Repeat, exactly and completely, the entries shown underneath.

......

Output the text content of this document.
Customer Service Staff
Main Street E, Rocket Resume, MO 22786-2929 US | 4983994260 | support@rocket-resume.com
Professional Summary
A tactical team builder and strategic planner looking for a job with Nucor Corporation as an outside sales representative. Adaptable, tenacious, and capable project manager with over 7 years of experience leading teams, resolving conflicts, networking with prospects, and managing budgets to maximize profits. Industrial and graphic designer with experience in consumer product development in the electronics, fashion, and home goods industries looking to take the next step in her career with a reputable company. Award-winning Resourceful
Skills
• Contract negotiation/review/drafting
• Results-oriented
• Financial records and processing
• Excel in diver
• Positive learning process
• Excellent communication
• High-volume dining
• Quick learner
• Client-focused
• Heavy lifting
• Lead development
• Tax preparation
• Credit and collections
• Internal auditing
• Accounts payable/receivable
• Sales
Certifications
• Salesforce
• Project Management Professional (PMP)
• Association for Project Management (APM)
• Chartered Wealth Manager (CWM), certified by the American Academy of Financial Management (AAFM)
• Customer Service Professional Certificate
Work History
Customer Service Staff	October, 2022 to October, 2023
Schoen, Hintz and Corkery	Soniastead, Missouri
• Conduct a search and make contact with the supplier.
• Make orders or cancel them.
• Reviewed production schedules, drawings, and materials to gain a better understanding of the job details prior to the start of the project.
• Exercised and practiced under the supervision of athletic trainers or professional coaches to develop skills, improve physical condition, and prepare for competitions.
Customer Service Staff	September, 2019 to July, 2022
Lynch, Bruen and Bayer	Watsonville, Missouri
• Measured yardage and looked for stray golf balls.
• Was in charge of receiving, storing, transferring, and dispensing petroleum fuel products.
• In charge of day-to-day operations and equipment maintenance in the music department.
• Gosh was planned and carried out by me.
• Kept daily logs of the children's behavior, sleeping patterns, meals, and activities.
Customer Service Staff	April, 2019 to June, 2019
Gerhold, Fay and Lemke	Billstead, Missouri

......

### Task solution
Output the text content of this document.
Customer Service Staff
Main Street E, Rocket Resume, MO 22786-2929 US | 4983994260 | support@rocket-resume.com
Professional Summary
A tactical team builder and strategic planner looking for a job with Nucor Corporation as an outside sales representative. Adaptable, tenacious, and capable project manager with over 7 years of experience leading teams, resolving conflicts, networking with prospects, and managing budgets to maximize profits. Industrial and graphic designer with experience in consumer product development in the electronics, fashion, and home goods industries looking to take the next step in her career with a reputable company. Award-winning Resourceful
Skills
• Contract negotiation/review/drafting
• Results-oriented
• Financial records and processing
• Excel in diver
• Positive learning process
• Excellent communication
• High-volume dining
• Quick learner
• Client-focused
• Heavy lifting
• Lead development
• Tax preparation
• Credit and collections
• Internal auditing
• Accounts payable/receivable
• Sales
Certifications
• Salesforce
• Project Management Professional (PMP)
• Association for Project Management (APM)
• Chartered Wealth Manager (CWM), certified by the American Academy of Financial Management (AAFM)
• Customer Service Professional Certificate
Work History
Customer Service Staff	October, 2022 to October, 2023
Schoen, Hintz and Corkery	Soniastead, Missouri
• Conduct a search and make contact with the supplier.
• Make orders or cancel them.
• Reviewed production schedules, drawings, and materials to gain a better understanding of the job details prior to the start of the project.
• Exercised and practiced under the supervision of athletic trainers or professional coaches to develop skills, improve physical condition, and prepare for competitions.
Customer Service Staff	September, 2019 to July, 2022
Lynch, Bruen and Bayer	Watsonville, Missouri
• Measured yardage and looked for stray golf balls.
• Was in charge of receiving, storing, transferring, and dispensing petroleum fuel products.
• In charge of day-to-day operations and equipment maintenance in the music department.
• Gosh was planned and carried out by me.
• Kept daily logs of the children's behavior, sleeping patterns, meals, and activities.
Customer Service Staff	April, 2019 to June, 2019
Gerhold, Fay and Lemke	Billstead, Missouri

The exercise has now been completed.